Source extract:
Liaisons: Re-Imagining Sondheim from the Piano is a triple album performed by the pianist Anthony de Mare; ECM Records released the album in 2015. It consists of pieces inspired by the American musical theatre composer Stephen Sondheim's oeuvre and has works written by various classical, jazz, and other composers. The album consists of 37 tracks and is over three hours long. Composers who wrote pieces on the album include Jason Robert Brown, Michael Daugherty, Jake Heggie, Fred Hersch, Gabriel Kahane, Phil Kline, Ricardo Lorenz, Wynton Marsalis, Nico Muhly, Thomas Newman, Steve Reich, and Duncan Sheik. The album received mostly positive reviews.

Conception and planning
De Mare hired Rachel Colbert to produce the project and began contacting Sondheim in 2007. De Mare initially planned on having between 20 and 25 works in the project but he eventually settled on inviting 36 composers. Each composer was able to "re-imagine" any Sondheim song they wished; de Mare requested that they kept the original melody and most of the harmonies, let them know they should be able to change the structure, and asked them to not deconstruct the song, although some did so. 

Milton Babbitt, who had once taught Sondheim, had originally been chosen as one of the composers to participate in the project; his piece would have been inspired by "I'm Still Here" from Follies. His student, Frederic Rzewski replaced Babbitt upon his death in 2011. Adam Guettel was invited but declined due to feeling nervous; Elvis Costello, Sting, and Tori Amos had to decline participation due to a lack of time. Sondheim himself suggested de Mare invite Jason Robert Brown, Derek Bermel, and David Shire to compose pieces for the project. Of the thirty-six composers who contributed works, thirty-one were men and five were women. Thirty-two of them were born in the United States. The composers' ages ranged from late 20s to 80s. 

Individuals and institutions commissioned each of the pieces from the various composers. The Clarice Smith Performing Arts Center commissioned Kenji Bunch's, Jake Heggie's, Frederic Rzewski's, and Bernadette Speach's pieces. The Schubert Club commissioned Mary Ellen Childs's piece and the Banff Centre commissioned Rodney Sharman's piece. Notable individuals who helped commission pieces include James S. Marcus, Beth Rudin DeWoody, and Benjamin M. Rosen. All works had been completed by 2014.

Twelve of Sondheim's musicals are represented by this album, chronologically spanning from A Funny Thing Happened on the Way to the Forum (1962) to Passion (1994). The Frogs and Bounce are notable musicals which Sondheim wrote the music for which are not represented. Over a third of the tracks are inspired by either Sunday in the Park with George or Sweeney Todd.

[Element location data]
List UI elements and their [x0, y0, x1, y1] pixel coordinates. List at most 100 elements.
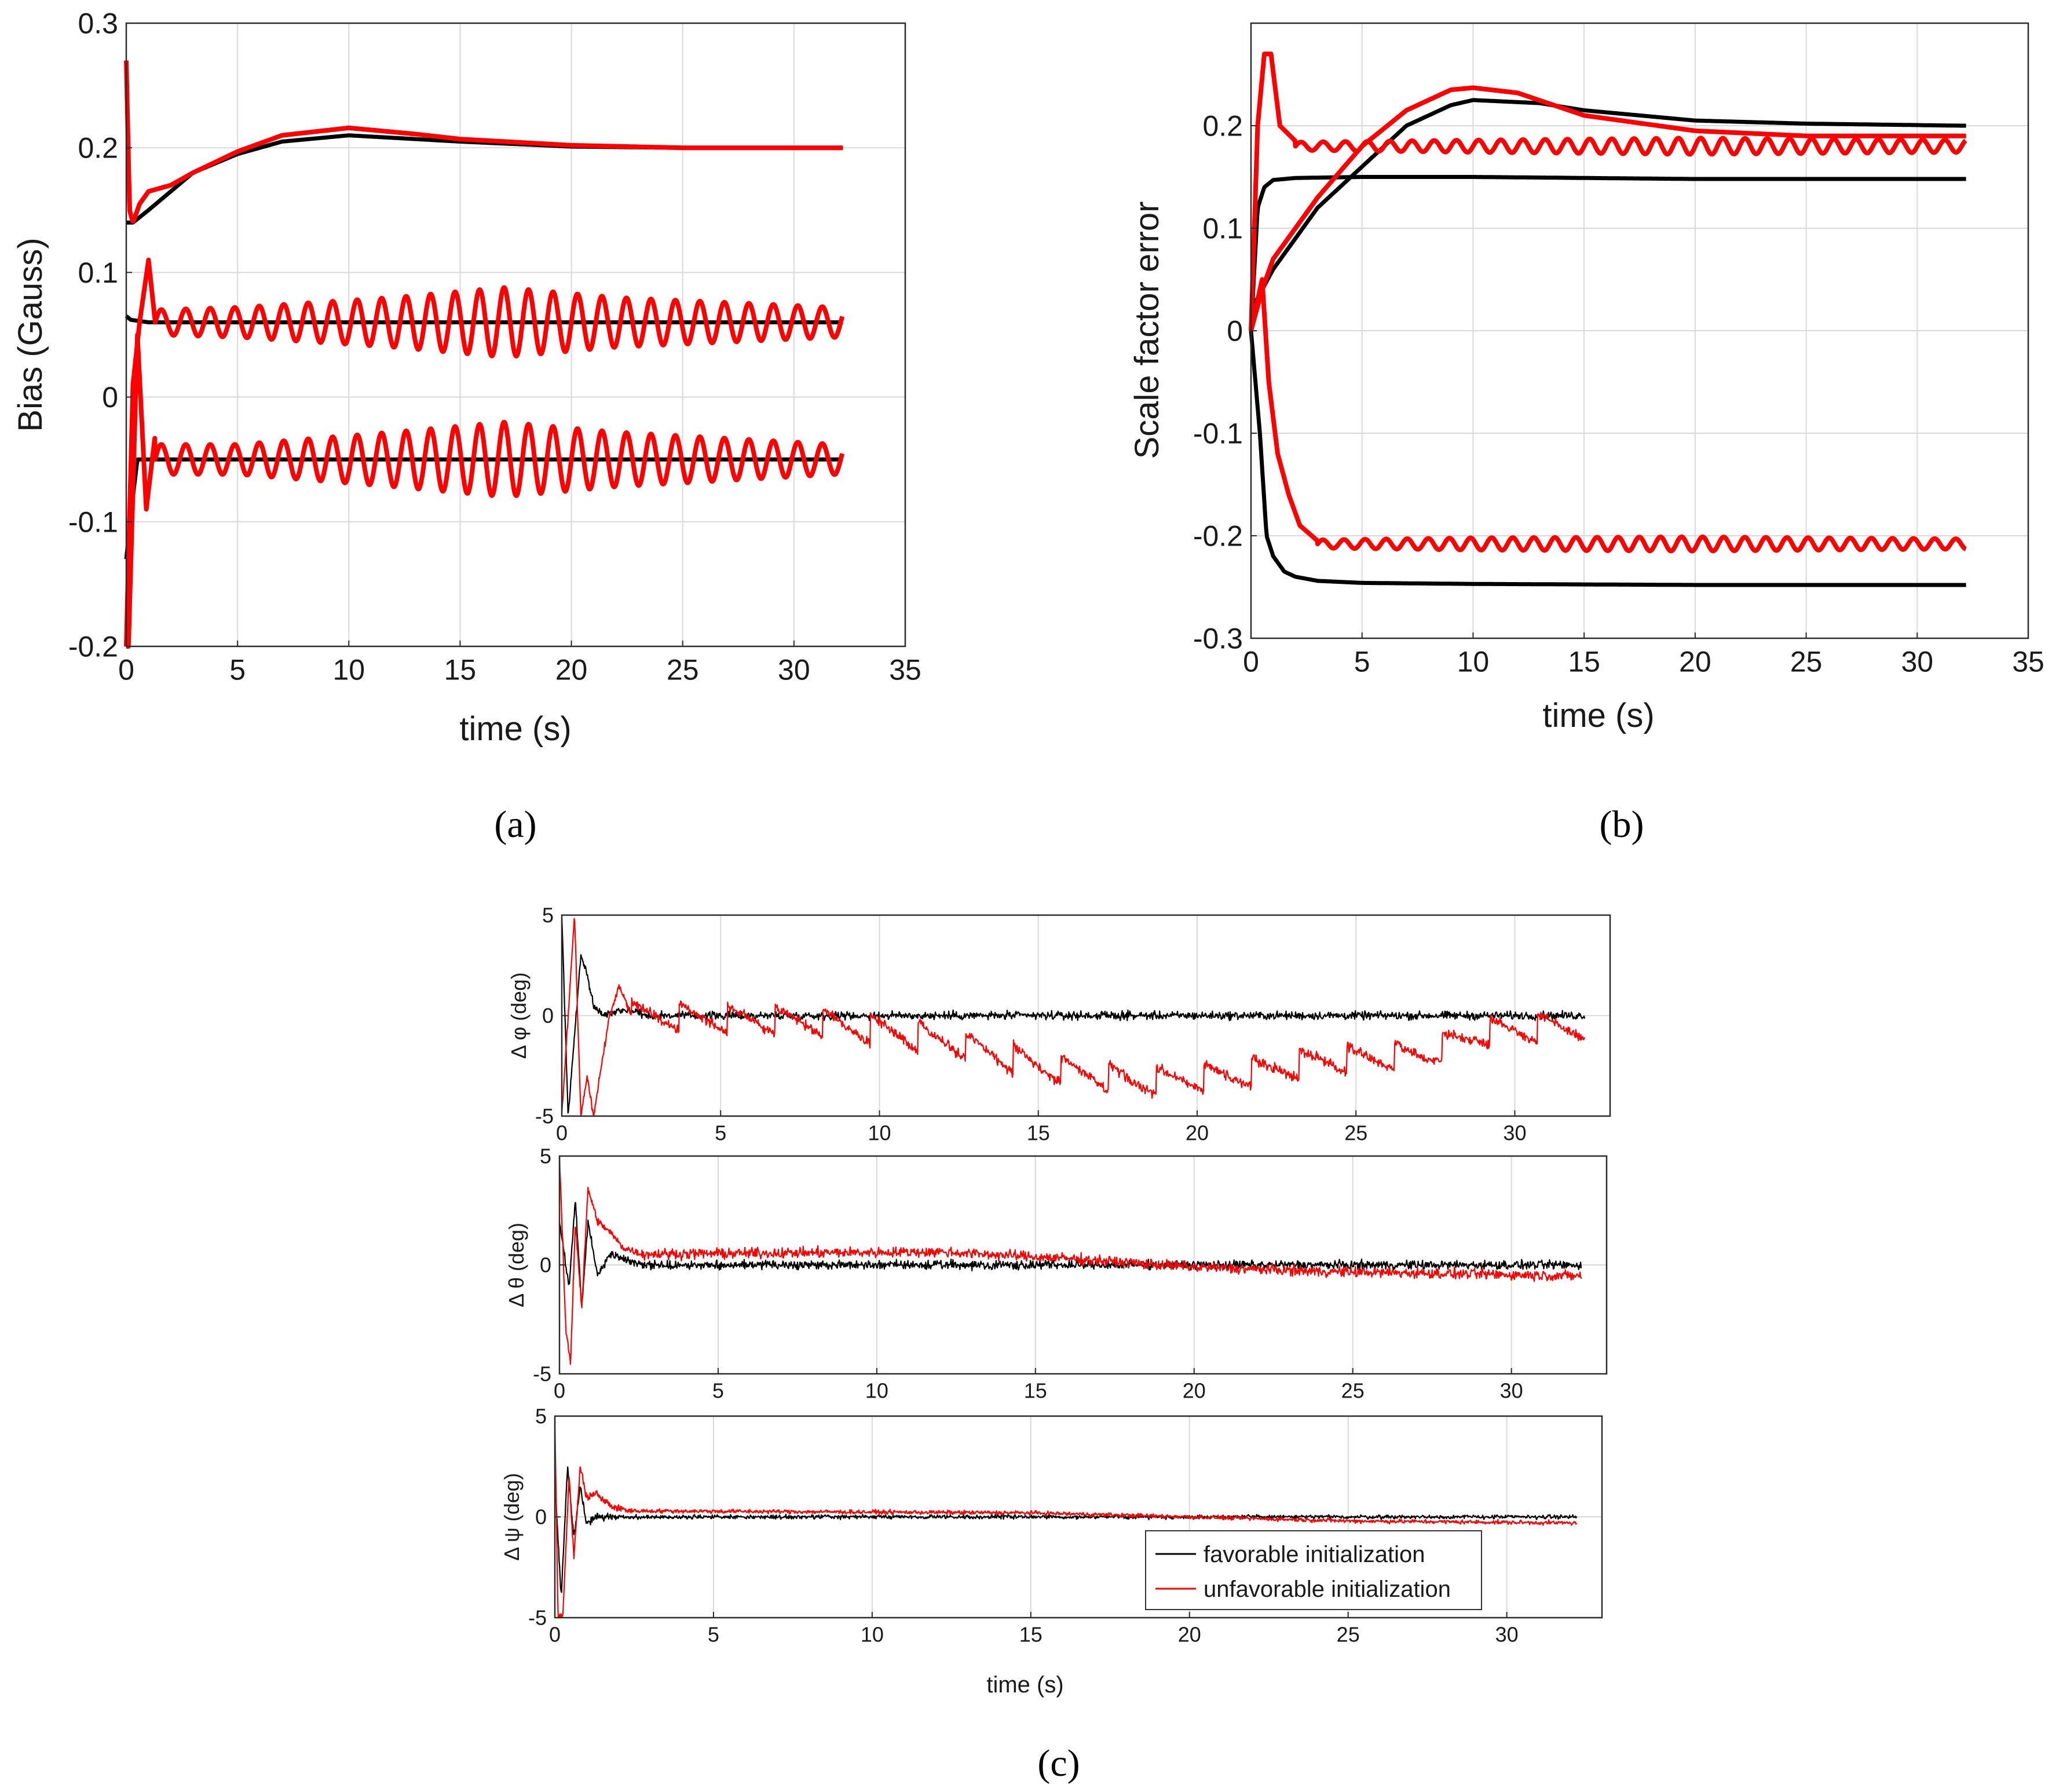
- panel-a-xlabel: time (s): [459, 710, 571, 748]
- panel-b: 0 5 10 15 20 25 30 35 -0.3 -0.2 -0.1 0 0.1 0.2 time (…: [1128, 22, 2044, 846]
- panel-c-sub1-xtick-label: 5: [712, 1378, 724, 1402]
- panel-c-sub2-series: [554, 1418, 1578, 1619]
- panel-a-ytick-label: 0.3: [78, 8, 118, 40]
- panel-c-sub2-xtick-label: 25: [1337, 1622, 1360, 1646]
- panel-b-ylabel: Scale factor error: [1128, 202, 1166, 459]
- panel-a-xtick-label: 10: [332, 654, 365, 686]
- panel-c-sub2-xtick-label: 10: [861, 1622, 884, 1646]
- panel-b-ytick-label: -0.2: [1193, 520, 1243, 553]
- panel-c-sub0-xtick-label: 25: [1344, 1121, 1367, 1144]
- panel-c-sub0-series-unfavorable: [561, 917, 1586, 1117]
- panel-c-sub2-xtick-label: 5: [708, 1622, 719, 1646]
- legend: favorable initialization unfavorable ini…: [1145, 1530, 1482, 1610]
- panel-c-sub0-xtick-label: 0: [556, 1121, 568, 1144]
- panel-c-sub1-xtick-label: 10: [865, 1378, 888, 1402]
- panel-c-sub1-series: [558, 1155, 1582, 1365]
- panel-a-series-unfavorable-5: [124, 332, 845, 649]
- panel-c-sub2-xtick-label: 15: [1019, 1622, 1043, 1646]
- panel-c-sub2-ytick-label: 5: [535, 1405, 547, 1428]
- panel-c-sub2-xtick-label: 30: [1495, 1622, 1519, 1646]
- panel-b-ytick-label: 0.2: [1202, 110, 1243, 142]
- panel-c-sub2-ticks: 0 5 10 15 20 25 30-505: [528, 1405, 1519, 1647]
- panel-b-xtick-label: 0: [1243, 646, 1259, 678]
- panel-a-label: (a): [494, 803, 536, 846]
- panel-b-xtick-label: 20: [1679, 646, 1711, 678]
- panel-c-sub1-series-unfavorable: [558, 1155, 1582, 1365]
- panel-b-series-favorable-0: [1249, 98, 1967, 312]
- panel-c-sub1-ytick-label: -5: [533, 1362, 551, 1386]
- panel-c-sub2-series-favorable: [554, 1466, 1578, 1593]
- panel-c-label: (c): [1037, 1742, 1080, 1784]
- panel-c-sub1-xtick-label: 25: [1341, 1378, 1365, 1402]
- panel-a-ytick-label: -0.1: [68, 506, 118, 538]
- panel-c-sub1-ylabel: Δ θ (deg): [504, 1223, 528, 1307]
- panel-c-sub0-ylabel: Δ φ (deg): [507, 972, 531, 1059]
- panel-b-series: [1249, 52, 1968, 587]
- panel-c-sub0-xtick-label: 30: [1503, 1121, 1526, 1144]
- panel-a-xtick-label: 30: [778, 654, 810, 686]
- panel-c-sub1-ticks: 0 5 10 15 20 25 30-505: [533, 1144, 1523, 1403]
- panel-c-sub2-xtick-label: 0: [549, 1622, 561, 1646]
- panel-c-sub0-ytick-label: -5: [535, 1105, 554, 1128]
- panel-c-sub0-xtick-label: 5: [715, 1121, 726, 1144]
- panel-a-ylabel: Bias (Gauss): [12, 237, 49, 431]
- panel-b-series-unfavorable-5: [1249, 277, 1968, 554]
- panel-c-sub1-xtick-label: 15: [1024, 1378, 1047, 1402]
- panel-b-ytick-label: -0.1: [1193, 418, 1243, 450]
- panel-c-sub0-xtick-label: 10: [868, 1121, 891, 1144]
- panel-a: 0 5 10 15 20 25 30 35 -0.2 -0.1 0 0.1 0.2 0.3 time (s…: [12, 8, 921, 846]
- panel-a-frame: [125, 22, 906, 648]
- panel-b-xlabel: time (s): [1542, 697, 1654, 734]
- panel-c-sub2-series-unfavorable: [554, 1418, 1578, 1619]
- panel-b-series-favorable-1: [1249, 175, 1967, 331]
- panel-c-sub2-ylabel: Δ ψ (deg): [500, 1473, 524, 1561]
- panel-c-sub0-series-favorable: [561, 918, 1586, 1114]
- panel-c-sub2-xtick-label: 20: [1178, 1622, 1201, 1646]
- panel-b-xtick-label: 5: [1354, 646, 1370, 678]
- panel-c-sub0-ticks: 0 5 10 15 20 25 30-505: [535, 904, 1526, 1145]
- panel-c-sub2-ytick-label: -5: [528, 1606, 547, 1630]
- panel-b-xtick-label: 25: [1790, 646, 1823, 678]
- panel-b-label: (b): [1600, 803, 1644, 846]
- panel-a-ytick-label: 0.1: [78, 257, 118, 289]
- legend-box: [1145, 1530, 1482, 1610]
- panel-c-sub1-ytick-label: 0: [540, 1253, 551, 1277]
- panel-c-sub1-series-favorable: [558, 1202, 1582, 1305]
- panel-a-series: [124, 60, 845, 649]
- legend-label-unfavorable: unfavorable initialization: [1204, 1577, 1451, 1602]
- panel-c-sub0-xtick-label: 15: [1027, 1121, 1050, 1144]
- panel-b-ytick-label: 0: [1227, 315, 1243, 348]
- panel-c-sub0-xtick-label: 20: [1186, 1121, 1209, 1144]
- panel-a-ytick-label: -0.2: [68, 631, 118, 663]
- panel-c-sub1-xtick-label: 0: [554, 1378, 565, 1402]
- panel-a-xtick-label: 0: [118, 654, 134, 686]
- panel-a-xtick-label: 5: [229, 654, 246, 686]
- panel-a-xtick-label: 20: [555, 654, 588, 686]
- panel-a-ticks: 0 5 10 15 20 25 30 35 -0.2 -0.1 0 0.1 0.2 0.3: [68, 8, 921, 686]
- panel-c-sub1-xtick-label: 30: [1500, 1378, 1523, 1402]
- panel-c-sub2-ytick-label: 0: [535, 1505, 547, 1529]
- panel-b-ytick-label: -0.3: [1193, 623, 1243, 655]
- panel-b-xtick-label: 35: [2012, 646, 2044, 678]
- panel-b-xtick-label: 15: [1568, 646, 1600, 678]
- panel-c-sub0-series: [561, 917, 1586, 1117]
- panel-b-xtick-label: 10: [1457, 646, 1490, 678]
- panel-b-series-unfavorable-4: [1249, 52, 1967, 331]
- panel-b-series-favorable-2: [1249, 330, 1967, 587]
- panel-a-ytick-label: 0.2: [78, 132, 118, 164]
- panel-a-xtick-label: 15: [444, 654, 477, 686]
- panel-b-series-unfavorable-3: [1249, 85, 1968, 332]
- legend-label-favorable: favorable initialization: [1204, 1542, 1425, 1567]
- panel-c-sub1-xtick-label: 20: [1183, 1378, 1206, 1402]
- panel-c-sub0-ytick-label: 0: [542, 1004, 554, 1027]
- panel-c-sub0-ytick-label: 5: [542, 904, 554, 927]
- panel-a-series-unfavorable-4: [124, 257, 845, 647]
- panel-a-xtick-label: 25: [667, 654, 699, 686]
- panel-a-series-unfavorable-3: [124, 60, 844, 224]
- panel-c-xlabel: time (s): [986, 1672, 1063, 1698]
- panel-b-xtick-label: 30: [1901, 646, 1933, 678]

Directions:
(1) According to the album text, how many tracks does Liaisons contain?
(2) From the records, reproduce the lines verbatim, beginning with the line that has "- panel-a-xlabel: time" and ending after the line that has "- panel-b-series: [1249, 52, 1968, 587]".
The text and the records are independent of each other.

Outputs for the tasks:
(1) 37 tracks

(2)
- panel-a-xlabel: time (s): [459, 710, 571, 748]
- panel-b: 0 5 10 15 20 25 30 35 -0.3 -0.2 -0.1 0 0.1 0.2 time (…: [1128, 22, 2044, 846]
- panel-c-sub1-xtick-label: 5: [712, 1378, 724, 1402]
- panel-c-sub2-series: [554, 1418, 1578, 1619]
- panel-a-ytick-label: 0.3: [78, 8, 118, 40]
- panel-c-sub2-xtick-label: 25: [1337, 1622, 1360, 1646]
- panel-b-ylabel: Scale factor error: [1128, 202, 1166, 459]
- panel-a-xtick-label: 10: [332, 654, 365, 686]
- panel-c-sub2-xtick-label: 10: [861, 1622, 884, 1646]
- panel-b-ytick-label: -0.2: [1193, 520, 1243, 553]
- panel-c-sub0-xtick-label: 25: [1344, 1121, 1367, 1144]
- panel-c-sub0-series-unfavorable: [561, 917, 1586, 1117]
- panel-c-sub2-xtick-label: 5: [708, 1622, 719, 1646]
- legend: favorable initialization unfavorable ini…: [1145, 1530, 1482, 1610]
- panel-c-sub0-xtick-label: 0: [556, 1121, 568, 1144]
- panel-c-sub1-xtick-label: 10: [865, 1378, 888, 1402]
- panel-c-sub1-series: [558, 1155, 1582, 1365]
- panel-a-series-unfavorable-5: [124, 332, 845, 649]
- panel-c-sub2-xtick-label: 15: [1019, 1622, 1043, 1646]
- panel-c-sub2-ytick-label: 5: [535, 1405, 547, 1428]
- panel-c-sub2-xtick-label: 30: [1495, 1622, 1519, 1646]
- panel-b-ytick-label: 0.2: [1202, 110, 1243, 142]
- panel-c-sub2-ticks: 0 5 10 15 20 25 30-505: [528, 1405, 1519, 1647]
- panel-b-xtick-label: 0: [1243, 646, 1259, 678]
- panel-a-label: (a): [494, 803, 536, 846]
- panel-b-xtick-label: 20: [1679, 646, 1711, 678]
- panel-c-sub1-series-unfavorable: [558, 1155, 1582, 1365]
- panel-b-series-favorable-0: [1249, 98, 1967, 312]
- panel-c-sub1-ytick-label: -5: [533, 1362, 551, 1386]
- panel-c-sub2-series-favorable: [554, 1466, 1578, 1593]
- panel-c-label: (c): [1037, 1742, 1080, 1784]
- panel-c-sub1-xtick-label: 25: [1341, 1378, 1365, 1402]
- panel-a-ytick-label: -0.1: [68, 506, 118, 538]
- panel-c-sub1-ylabel: Δ θ (deg): [504, 1223, 528, 1307]
- panel-c-sub0-ylabel: Δ φ (deg): [507, 972, 531, 1059]
- panel-b-series: [1249, 52, 1968, 587]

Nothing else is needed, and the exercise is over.